» **Entries provided**
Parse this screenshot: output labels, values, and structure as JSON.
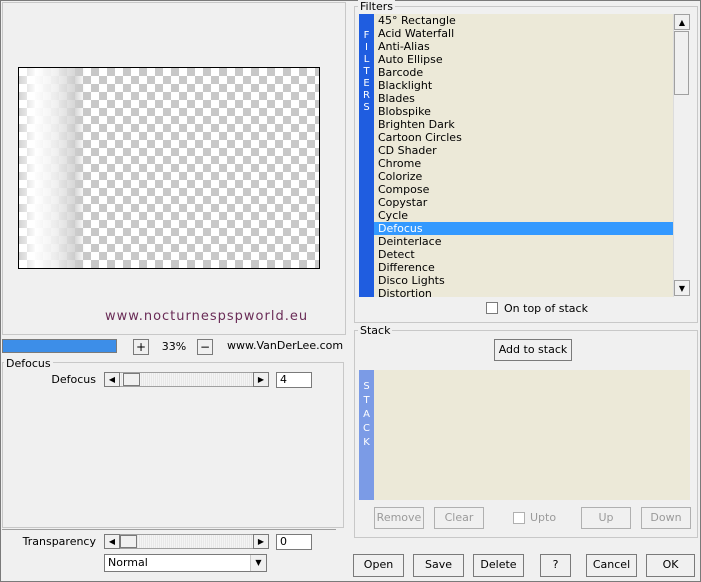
{
  "preview": {
    "watermark": "www.nocturnespspworld.eu"
  },
  "zoom": {
    "progress_fraction": 1.0,
    "plus_label": "+",
    "value": "33%",
    "minus_label": "−",
    "credit": "www.VanDerLee.com"
  },
  "params": {
    "group_title": "Defocus",
    "defocus": {
      "label": "Defocus",
      "value": "4",
      "level_fraction": 0.03
    },
    "transparency": {
      "label": "Transparency",
      "value": "0",
      "level_fraction": 0.0
    },
    "blend_mode": "Normal"
  },
  "filters": {
    "group_title": "Filters",
    "side_label": [
      "F",
      "I",
      "L",
      "T",
      "E",
      "R",
      "S"
    ],
    "items": [
      "45° Rectangle",
      "Acid Waterfall",
      "Anti-Alias",
      "Auto Ellipse",
      "Barcode",
      "Blacklight",
      "Blades",
      "Blobspike",
      "Brighten Dark",
      "Cartoon Circles",
      "CD Shader",
      "Chrome",
      "Colorize",
      "Compose",
      "Copystar",
      "Cycle",
      "Defocus",
      "Deinterlace",
      "Detect",
      "Difference",
      "Disco Lights",
      "Distortion"
    ],
    "selected_index": 16,
    "on_top_label": "On top of stack",
    "on_top_checked": false
  },
  "stack": {
    "group_title": "Stack",
    "add_label": "Add to stack",
    "side_label": [
      "S",
      "T",
      "A",
      "C",
      "K"
    ],
    "remove_label": "Remove",
    "clear_label": "Clear",
    "upto_label": "Upto",
    "up_label": "Up",
    "down_label": "Down"
  },
  "footer": {
    "open_label": "Open",
    "save_label": "Save",
    "delete_label": "Delete",
    "help_label": "?",
    "cancel_label": "Cancel",
    "ok_label": "OK"
  },
  "icons": {
    "arrow_left": "◀",
    "arrow_right": "▶",
    "arrow_up": "▲",
    "arrow_down": "▼"
  },
  "colors": {
    "accent": "#3399ff",
    "filters_bar": "#1f5de0",
    "stack_bar": "#7b9be6",
    "list_bg": "#ece9d8",
    "watermark": "#6a2c57"
  }
}
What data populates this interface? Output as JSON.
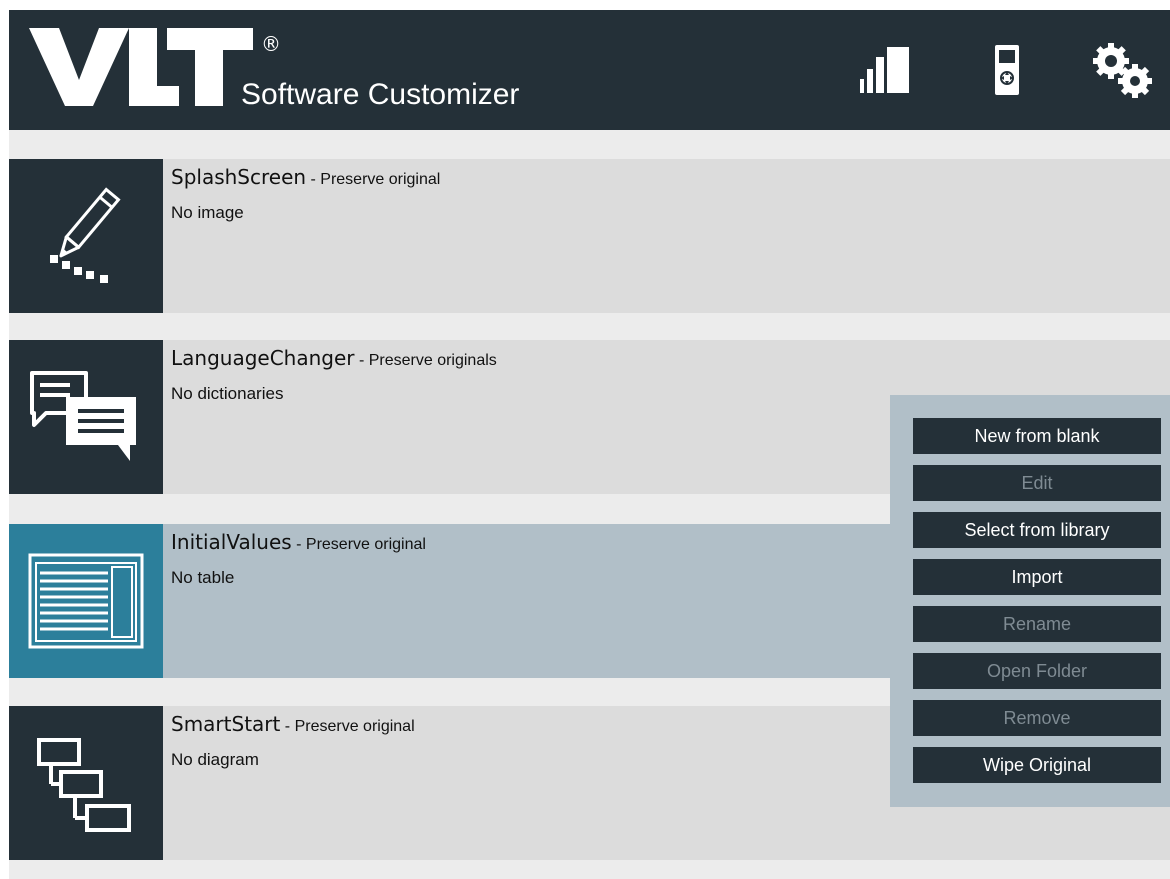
{
  "header": {
    "logo_text": "VLT",
    "logo_mark": "®",
    "subtitle": "Software Customizer",
    "buttons": [
      {
        "icon": "signal-bars-icon"
      },
      {
        "icon": "control-panel-icon"
      },
      {
        "icon": "gears-icon"
      }
    ]
  },
  "modules": [
    {
      "name": "SplashScreen",
      "status": " - Preserve original",
      "detail": "No image",
      "icon": "pencil-icon",
      "selected": false
    },
    {
      "name": "LanguageChanger",
      "status": " - Preserve originals",
      "detail": "No dictionaries",
      "icon": "speech-bubbles-icon",
      "selected": false
    },
    {
      "name": "InitialValues",
      "status": " - Preserve original",
      "detail": "No table",
      "icon": "table-window-icon",
      "selected": true
    },
    {
      "name": "SmartStart",
      "status": " - Preserve original",
      "detail": "No diagram",
      "icon": "stepped-boxes-icon",
      "selected": false
    }
  ],
  "context_menu": {
    "items": [
      {
        "label": "New from blank",
        "enabled": true
      },
      {
        "label": "Edit",
        "enabled": false
      },
      {
        "label": "Select from library",
        "enabled": true
      },
      {
        "label": "Import",
        "enabled": true
      },
      {
        "label": "Rename",
        "enabled": false
      },
      {
        "label": "Open Folder",
        "enabled": false
      },
      {
        "label": "Remove",
        "enabled": false
      },
      {
        "label": "Wipe Original",
        "enabled": true
      }
    ]
  },
  "colors": {
    "header_bg": "#243038",
    "row_bg": "#dcdcdc",
    "selected_bg": "#b1bfc8",
    "selected_icon_bg": "#2c7f9b",
    "button_bg": "#243038",
    "disabled_text": "#7f8b93"
  }
}
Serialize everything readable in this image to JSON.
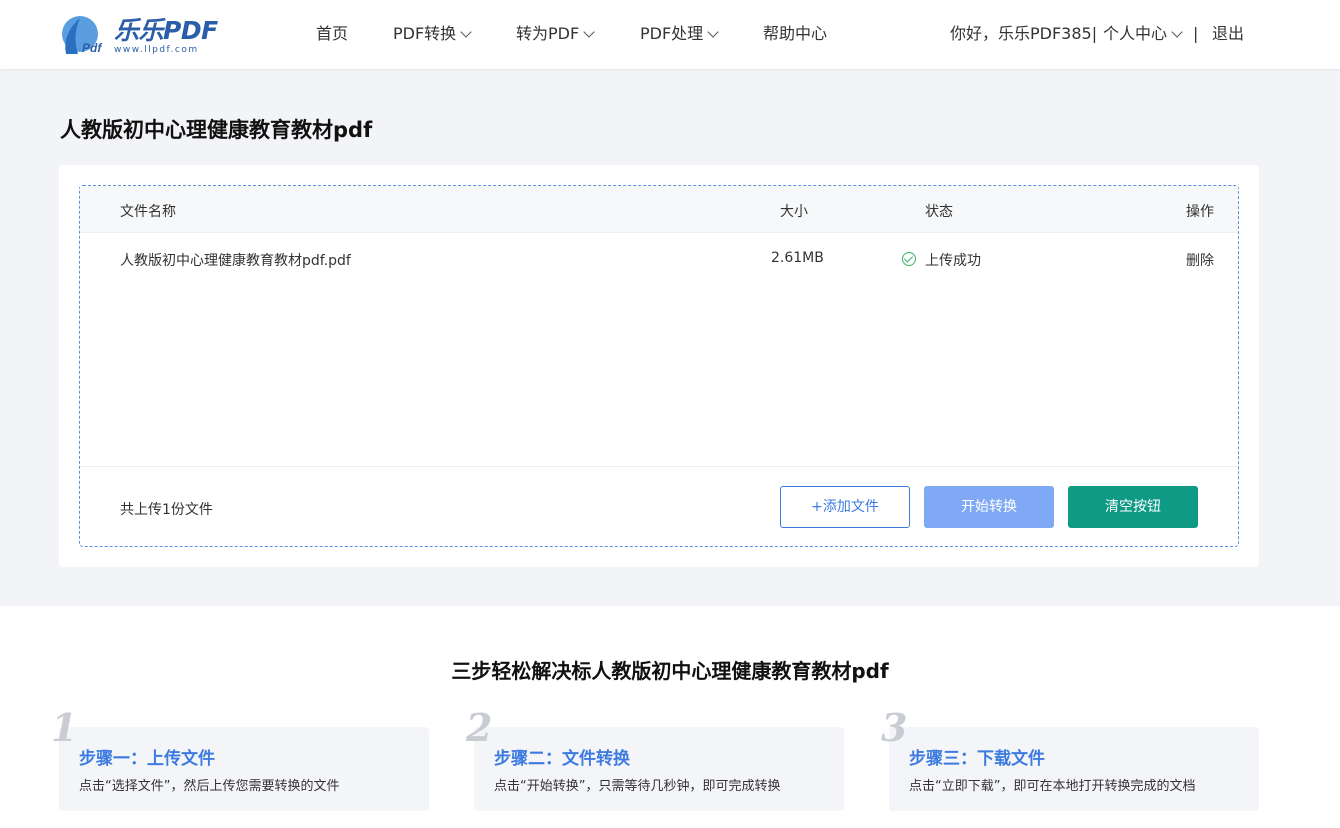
{
  "header": {
    "logo_text": "乐乐PDF",
    "logo_url": "www.llpdf.com",
    "nav": [
      {
        "label": "首页",
        "has_dropdown": false
      },
      {
        "label": "PDF转换",
        "has_dropdown": true
      },
      {
        "label": "转为PDF",
        "has_dropdown": true
      },
      {
        "label": "PDF处理",
        "has_dropdown": true
      },
      {
        "label": "帮助中心",
        "has_dropdown": false
      }
    ],
    "greeting": "你好，乐乐PDF385|",
    "user_center": "个人中心",
    "separator": "|",
    "logout": "退出"
  },
  "page_title": "人教版初中心理健康教育教材pdf",
  "table": {
    "headers": {
      "name": "文件名称",
      "size": "大小",
      "status": "状态",
      "action": "操作"
    },
    "rows": [
      {
        "name": "人教版初中心理健康教育教材pdf.pdf",
        "size": "2.61MB",
        "status": "上传成功",
        "action": "删除"
      }
    ]
  },
  "footer": {
    "count_text": "共上传1份文件",
    "add_label": "+添加文件",
    "start_label": "开始转换",
    "clear_label": "清空按钮"
  },
  "steps_section": {
    "title": "三步轻松解决标人教版初中心理健康教育教材pdf",
    "steps": [
      {
        "num": "1",
        "title": "步骤一：上传文件",
        "desc": "点击“选择文件”，然后上传您需要转换的文件"
      },
      {
        "num": "2",
        "title": "步骤二：文件转换",
        "desc": "点击“开始转换”，只需等待几秒钟，即可完成转换"
      },
      {
        "num": "3",
        "title": "步骤三：下载文件",
        "desc": "点击“立即下载”，即可在本地打开转换完成的文档"
      }
    ]
  },
  "colors": {
    "accent": "#3d7be0",
    "success": "#3bb36a",
    "teal": "#0e9a85",
    "start_btn": "#7fa9f5"
  }
}
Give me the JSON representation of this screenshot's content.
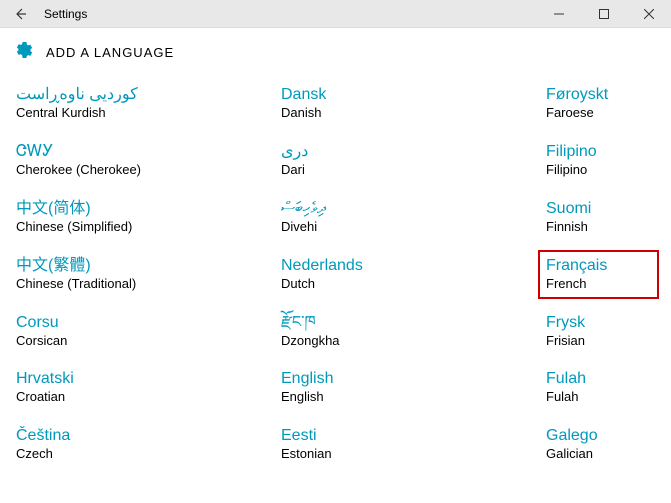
{
  "window": {
    "title": "Settings"
  },
  "header": {
    "page_title": "ADD A LANGUAGE"
  },
  "columns": [
    [
      {
        "native": "کوردیی ناوەڕاست",
        "english": "Central Kurdish"
      },
      {
        "native": "ᏣᎳᎩ",
        "english": "Cherokee (Cherokee)"
      },
      {
        "native": "中文(简体)",
        "english": "Chinese (Simplified)"
      },
      {
        "native": "中文(繁體)",
        "english": "Chinese (Traditional)"
      },
      {
        "native": "Corsu",
        "english": "Corsican"
      },
      {
        "native": "Hrvatski",
        "english": "Croatian"
      },
      {
        "native": "Čeština",
        "english": "Czech"
      }
    ],
    [
      {
        "native": "Dansk",
        "english": "Danish"
      },
      {
        "native": "درى",
        "english": "Dari"
      },
      {
        "native": "ދިވެހިބަސް",
        "english": "Divehi"
      },
      {
        "native": "Nederlands",
        "english": "Dutch"
      },
      {
        "native": "རྫོང་ཁ",
        "english": "Dzongkha"
      },
      {
        "native": "English",
        "english": "English"
      },
      {
        "native": "Eesti",
        "english": "Estonian"
      }
    ],
    [
      {
        "native": "Føroyskt",
        "english": "Faroese"
      },
      {
        "native": "Filipino",
        "english": "Filipino"
      },
      {
        "native": "Suomi",
        "english": "Finnish"
      },
      {
        "native": "Français",
        "english": "French",
        "highlighted": true
      },
      {
        "native": "Frysk",
        "english": "Frisian"
      },
      {
        "native": "Fulah",
        "english": "Fulah"
      },
      {
        "native": "Galego",
        "english": "Galician"
      }
    ]
  ]
}
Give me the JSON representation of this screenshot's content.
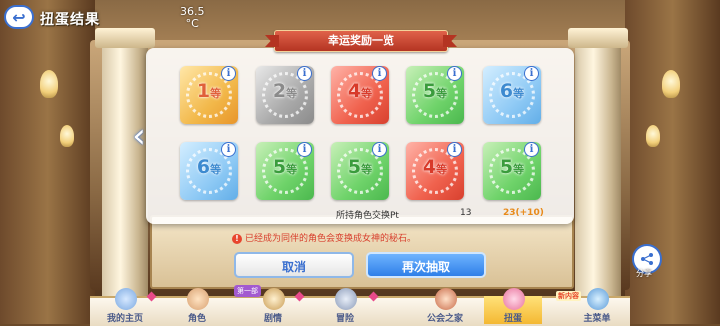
{
  "header": {
    "title": "扭蛋结果",
    "back_label": "↩",
    "temperature": "36.5",
    "temperature_unit": "°C"
  },
  "panel": {
    "title": "幸运奖励一览",
    "rewards": [
      {
        "rank": "1",
        "suffix": "等",
        "color": "gold"
      },
      {
        "rank": "2",
        "suffix": "等",
        "color": "silver"
      },
      {
        "rank": "4",
        "suffix": "等",
        "color": "red"
      },
      {
        "rank": "5",
        "suffix": "等",
        "color": "green"
      },
      {
        "rank": "6",
        "suffix": "等",
        "color": "blue"
      },
      {
        "rank": "6",
        "suffix": "等",
        "color": "blue"
      },
      {
        "rank": "5",
        "suffix": "等",
        "color": "green"
      },
      {
        "rank": "5",
        "suffix": "等",
        "color": "green"
      },
      {
        "rank": "4",
        "suffix": "等",
        "color": "red"
      },
      {
        "rank": "5",
        "suffix": "等",
        "color": "green"
      }
    ],
    "info_symbol": "i",
    "pt_label": "所持角色交换Pt",
    "pt_before": "13",
    "pt_after": "23(+10)"
  },
  "notice": {
    "symbol": "!",
    "text": "已经成为同伴的角色会变换成女神的秘石。"
  },
  "buttons": {
    "cancel": "取消",
    "draw_again": "再次抽取",
    "left_arrow": "‹"
  },
  "share": {
    "label": "分享"
  },
  "nav": {
    "items": [
      {
        "label": "我的主页"
      },
      {
        "label": "角色"
      },
      {
        "label": "剧情"
      },
      {
        "label": "冒险"
      },
      {
        "label": "公会之家"
      },
      {
        "label": "扭蛋"
      },
      {
        "label": "主菜单"
      }
    ],
    "story_badge": "第一部",
    "new_badge": "新内容"
  },
  "colors": {
    "accent": "#3a6fcf",
    "draw_button": "#2f7fe8",
    "notice": "#d8402e",
    "pt_gain": "#e88a1a"
  }
}
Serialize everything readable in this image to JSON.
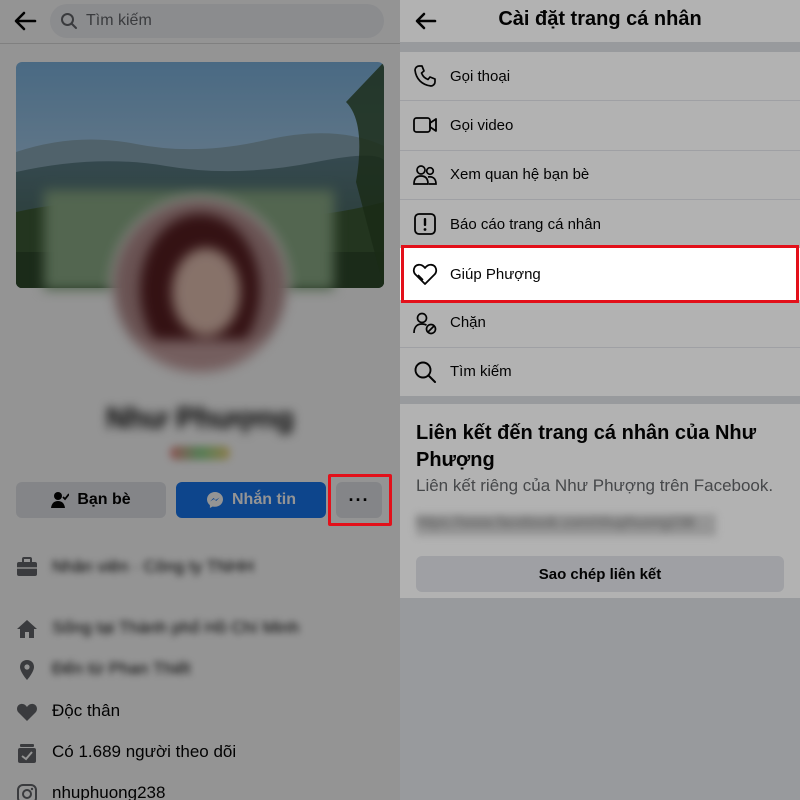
{
  "left": {
    "search_placeholder": "Tìm kiếm",
    "profile_name": "Như Phượng",
    "buttons": {
      "friends": "Bạn bè",
      "message": "Nhắn tin",
      "more": "···"
    },
    "info": [
      {
        "icon": "briefcase-icon",
        "text": "Nhân viên · Công ty TNHH"
      },
      {
        "icon": "home-icon",
        "text": "Sống tại Thành phố Hồ Chí Minh"
      },
      {
        "icon": "location-icon",
        "text": "Đến từ Phan Thiết"
      },
      {
        "icon": "heart-icon",
        "text": "Độc thân"
      },
      {
        "icon": "followers-icon",
        "text": "Có 1.689 người theo dõi"
      },
      {
        "icon": "instagram-icon",
        "text": "nhuphuong238"
      }
    ]
  },
  "right": {
    "title": "Cài đặt trang cá nhân",
    "menu": [
      {
        "icon": "phone-icon",
        "label": "Gọi thoại"
      },
      {
        "icon": "video-icon",
        "label": "Gọi video"
      },
      {
        "icon": "friendship-icon",
        "label": "Xem quan hệ bạn bè"
      },
      {
        "icon": "report-icon",
        "label": "Báo cáo trang cá nhân"
      },
      {
        "icon": "support-heart-icon",
        "label": "Giúp Phượng"
      },
      {
        "icon": "block-user-icon",
        "label": "Chặn"
      },
      {
        "icon": "search-icon",
        "label": "Tìm kiếm"
      }
    ],
    "link_title": "Liên kết đến trang cá nhân của Như Phượng",
    "link_sub": "Liên kết riêng của Như Phượng trên Facebook.",
    "link_url": "https://www.facebook.com/nhuphuong238",
    "copy_button": "Sao chép liên kết"
  },
  "colors": {
    "accent": "#1877f2",
    "highlight_border": "#e3101a"
  }
}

» **Task details**
Pick out each line that holds the string "开始转换".

» **Answer to this exercise**
    "start_label": "开始转换",
        "desc": "点击“开始转换”，只需等待几秒钟，即可完成转换"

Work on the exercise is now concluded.